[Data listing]

_ _ _ _ _ _ _

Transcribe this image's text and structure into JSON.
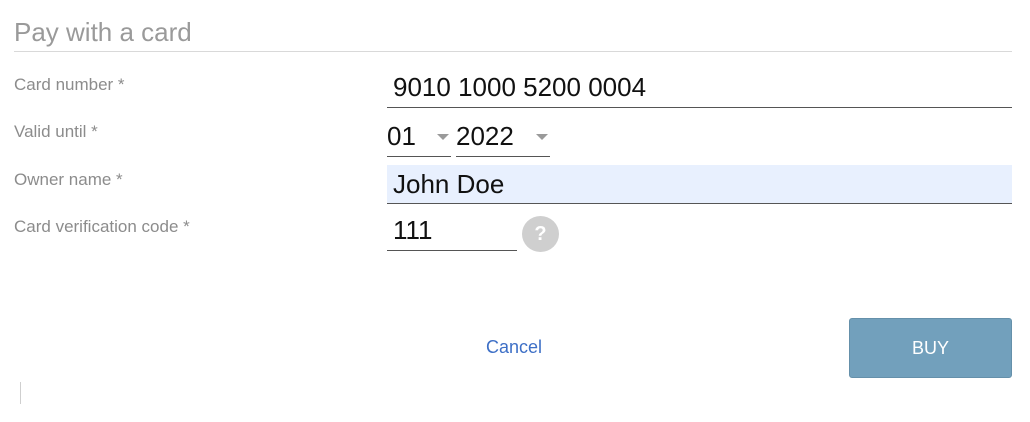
{
  "form": {
    "title": "Pay with a card",
    "card_number": {
      "label": "Card number *",
      "value": "9010 1000 5200 0004"
    },
    "valid_until": {
      "label": "Valid until *",
      "month": "01",
      "year": "2022"
    },
    "owner_name": {
      "label": "Owner name *",
      "value": "John Doe"
    },
    "cvc": {
      "label": "Card verification code *",
      "value": "111",
      "help": "?"
    }
  },
  "actions": {
    "cancel_label": "Cancel",
    "buy_label": "BUY"
  },
  "colors": {
    "accent_link": "#3d6fc6",
    "buy_button": "#72a0bc",
    "autofill_highlight": "#e8f0fe"
  }
}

_ _ _ _ _ _ _

WRITTEN TASK ▸
Set down all the entries exactly as they appear, but skip any pictures.

SOLUTION TO THIS EXERCISE ▸
Transcribe this image's text and structure into JSON.
{
  "form": {
    "title": "Pay with a card",
    "card_number": {
      "label": "Card number *",
      "value": "9010 1000 5200 0004"
    },
    "valid_until": {
      "label": "Valid until *",
      "month": "01",
      "year": "2022"
    },
    "owner_name": {
      "label": "Owner name *",
      "value": "John Doe"
    },
    "cvc": {
      "label": "Card verification code *",
      "value": "111",
      "help": "?"
    }
  },
  "actions": {
    "cancel_label": "Cancel",
    "buy_label": "BUY"
  },
  "colors": {
    "accent_link": "#3d6fc6",
    "buy_button": "#72a0bc",
    "autofill_highlight": "#e8f0fe"
  }
}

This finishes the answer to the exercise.